Work to do:
Copy every line of the records below where the word "JSON" occurs.

Exercise material:
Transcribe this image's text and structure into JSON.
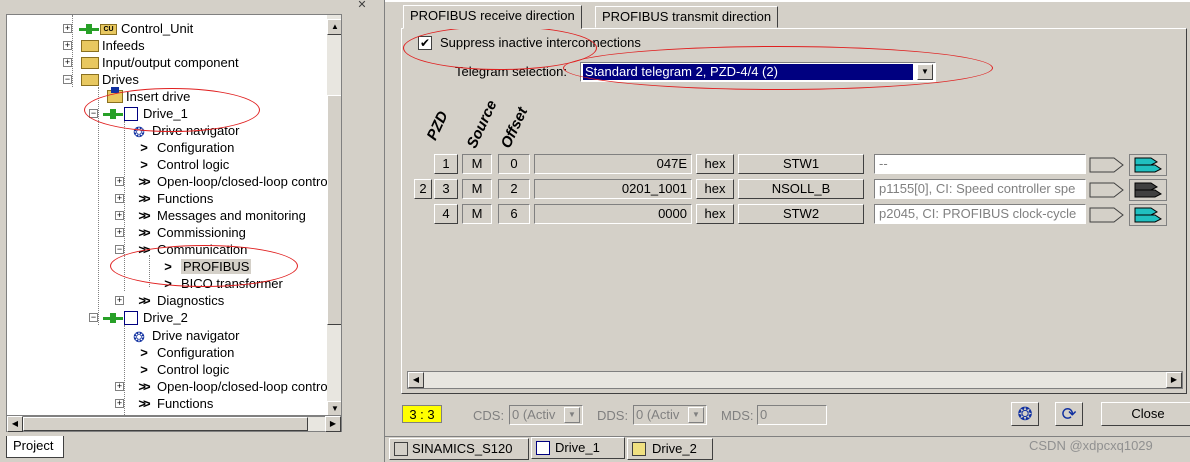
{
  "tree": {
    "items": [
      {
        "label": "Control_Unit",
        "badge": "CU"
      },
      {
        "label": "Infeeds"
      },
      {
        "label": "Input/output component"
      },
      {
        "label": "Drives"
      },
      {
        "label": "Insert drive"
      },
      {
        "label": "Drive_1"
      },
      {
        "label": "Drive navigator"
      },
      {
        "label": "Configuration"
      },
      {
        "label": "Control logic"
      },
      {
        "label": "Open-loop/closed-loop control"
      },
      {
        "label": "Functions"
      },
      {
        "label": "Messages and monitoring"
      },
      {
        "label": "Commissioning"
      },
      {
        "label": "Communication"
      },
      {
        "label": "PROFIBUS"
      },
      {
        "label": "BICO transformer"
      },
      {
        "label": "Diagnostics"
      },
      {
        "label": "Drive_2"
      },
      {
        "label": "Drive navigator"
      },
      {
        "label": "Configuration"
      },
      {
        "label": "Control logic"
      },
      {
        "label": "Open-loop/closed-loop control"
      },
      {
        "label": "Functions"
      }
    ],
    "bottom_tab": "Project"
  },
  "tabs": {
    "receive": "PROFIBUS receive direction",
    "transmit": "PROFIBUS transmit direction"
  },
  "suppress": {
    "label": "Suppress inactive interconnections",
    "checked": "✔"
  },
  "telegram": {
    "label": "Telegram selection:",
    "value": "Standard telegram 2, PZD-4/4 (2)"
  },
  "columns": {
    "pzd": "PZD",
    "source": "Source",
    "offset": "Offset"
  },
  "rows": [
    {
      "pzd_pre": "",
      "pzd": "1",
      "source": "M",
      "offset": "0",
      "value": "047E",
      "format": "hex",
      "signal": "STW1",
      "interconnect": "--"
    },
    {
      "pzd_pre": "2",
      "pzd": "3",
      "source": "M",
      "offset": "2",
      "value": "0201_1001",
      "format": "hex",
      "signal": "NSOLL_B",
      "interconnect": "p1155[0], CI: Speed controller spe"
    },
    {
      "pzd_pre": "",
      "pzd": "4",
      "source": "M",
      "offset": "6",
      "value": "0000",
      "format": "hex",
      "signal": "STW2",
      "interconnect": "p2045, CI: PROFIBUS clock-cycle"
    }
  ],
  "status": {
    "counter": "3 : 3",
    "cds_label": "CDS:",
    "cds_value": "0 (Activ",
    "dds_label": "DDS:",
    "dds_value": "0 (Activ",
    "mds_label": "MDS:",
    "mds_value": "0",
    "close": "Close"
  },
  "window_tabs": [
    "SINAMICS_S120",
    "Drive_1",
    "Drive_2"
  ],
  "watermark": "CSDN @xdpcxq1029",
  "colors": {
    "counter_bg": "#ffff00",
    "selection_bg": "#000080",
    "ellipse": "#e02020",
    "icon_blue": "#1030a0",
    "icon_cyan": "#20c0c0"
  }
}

* * *

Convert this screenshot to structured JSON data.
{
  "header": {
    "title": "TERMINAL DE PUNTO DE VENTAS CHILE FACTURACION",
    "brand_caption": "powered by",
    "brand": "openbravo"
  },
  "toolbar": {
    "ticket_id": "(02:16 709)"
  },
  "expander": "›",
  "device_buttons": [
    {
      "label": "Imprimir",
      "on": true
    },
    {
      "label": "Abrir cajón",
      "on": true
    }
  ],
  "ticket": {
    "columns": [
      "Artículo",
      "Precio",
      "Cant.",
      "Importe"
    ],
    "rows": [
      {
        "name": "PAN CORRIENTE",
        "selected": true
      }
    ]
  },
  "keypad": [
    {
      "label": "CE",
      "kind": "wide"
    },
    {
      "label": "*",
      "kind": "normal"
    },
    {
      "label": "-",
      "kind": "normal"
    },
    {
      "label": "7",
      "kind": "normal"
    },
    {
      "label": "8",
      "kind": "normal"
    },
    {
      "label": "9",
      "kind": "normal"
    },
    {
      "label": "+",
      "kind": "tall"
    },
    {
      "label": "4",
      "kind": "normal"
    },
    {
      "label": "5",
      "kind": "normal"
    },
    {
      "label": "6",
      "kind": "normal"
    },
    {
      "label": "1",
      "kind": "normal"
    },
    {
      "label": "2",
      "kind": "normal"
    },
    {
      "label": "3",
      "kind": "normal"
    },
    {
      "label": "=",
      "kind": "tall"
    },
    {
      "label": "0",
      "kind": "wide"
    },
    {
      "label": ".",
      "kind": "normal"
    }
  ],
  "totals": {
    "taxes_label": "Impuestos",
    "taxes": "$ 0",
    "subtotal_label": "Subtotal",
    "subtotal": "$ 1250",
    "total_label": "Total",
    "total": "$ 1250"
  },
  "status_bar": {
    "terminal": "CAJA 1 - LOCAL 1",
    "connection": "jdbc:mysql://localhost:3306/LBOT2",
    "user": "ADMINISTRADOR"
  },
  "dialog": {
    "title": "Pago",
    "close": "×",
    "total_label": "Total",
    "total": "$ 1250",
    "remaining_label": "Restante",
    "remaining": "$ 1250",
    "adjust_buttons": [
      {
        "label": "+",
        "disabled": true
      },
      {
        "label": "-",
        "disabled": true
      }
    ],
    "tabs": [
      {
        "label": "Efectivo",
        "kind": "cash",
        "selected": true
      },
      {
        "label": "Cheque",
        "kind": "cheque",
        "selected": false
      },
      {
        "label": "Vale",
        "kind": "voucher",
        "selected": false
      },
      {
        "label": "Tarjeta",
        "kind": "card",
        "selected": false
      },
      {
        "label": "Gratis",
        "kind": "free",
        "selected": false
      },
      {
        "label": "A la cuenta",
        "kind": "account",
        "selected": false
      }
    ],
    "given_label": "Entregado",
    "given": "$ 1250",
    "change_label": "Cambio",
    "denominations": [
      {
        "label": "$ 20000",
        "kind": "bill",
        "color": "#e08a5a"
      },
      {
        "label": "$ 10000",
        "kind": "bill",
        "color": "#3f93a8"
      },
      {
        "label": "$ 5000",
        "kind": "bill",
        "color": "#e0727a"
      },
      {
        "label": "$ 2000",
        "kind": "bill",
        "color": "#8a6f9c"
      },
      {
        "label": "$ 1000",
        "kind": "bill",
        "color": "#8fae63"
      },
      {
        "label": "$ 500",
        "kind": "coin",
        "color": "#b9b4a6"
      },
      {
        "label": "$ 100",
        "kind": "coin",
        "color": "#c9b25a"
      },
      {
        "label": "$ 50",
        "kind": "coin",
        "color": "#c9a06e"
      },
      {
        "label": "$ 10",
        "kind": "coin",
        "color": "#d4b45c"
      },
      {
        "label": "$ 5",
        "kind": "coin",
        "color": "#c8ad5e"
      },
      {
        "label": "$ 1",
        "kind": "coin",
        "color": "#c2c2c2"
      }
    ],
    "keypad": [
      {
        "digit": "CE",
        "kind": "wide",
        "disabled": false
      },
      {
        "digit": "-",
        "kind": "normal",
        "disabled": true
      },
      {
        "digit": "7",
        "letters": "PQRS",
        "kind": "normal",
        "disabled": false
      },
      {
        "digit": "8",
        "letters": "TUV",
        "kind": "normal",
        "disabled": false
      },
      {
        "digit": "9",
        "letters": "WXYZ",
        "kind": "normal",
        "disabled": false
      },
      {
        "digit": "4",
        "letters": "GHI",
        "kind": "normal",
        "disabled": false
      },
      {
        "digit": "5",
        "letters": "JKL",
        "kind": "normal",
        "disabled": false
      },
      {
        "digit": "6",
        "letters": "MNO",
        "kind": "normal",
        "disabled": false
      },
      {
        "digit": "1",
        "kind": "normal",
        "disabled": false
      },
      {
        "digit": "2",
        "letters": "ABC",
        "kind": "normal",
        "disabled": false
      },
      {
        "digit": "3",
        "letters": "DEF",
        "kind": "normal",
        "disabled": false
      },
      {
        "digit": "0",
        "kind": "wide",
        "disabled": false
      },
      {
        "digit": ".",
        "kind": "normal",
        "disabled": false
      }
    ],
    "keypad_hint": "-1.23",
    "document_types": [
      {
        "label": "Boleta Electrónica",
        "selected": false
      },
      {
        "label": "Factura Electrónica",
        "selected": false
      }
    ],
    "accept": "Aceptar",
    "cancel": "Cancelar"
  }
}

Written response:
Transcribe this image's text and structure into JSON.
Convert this screenshot to structured JSON data.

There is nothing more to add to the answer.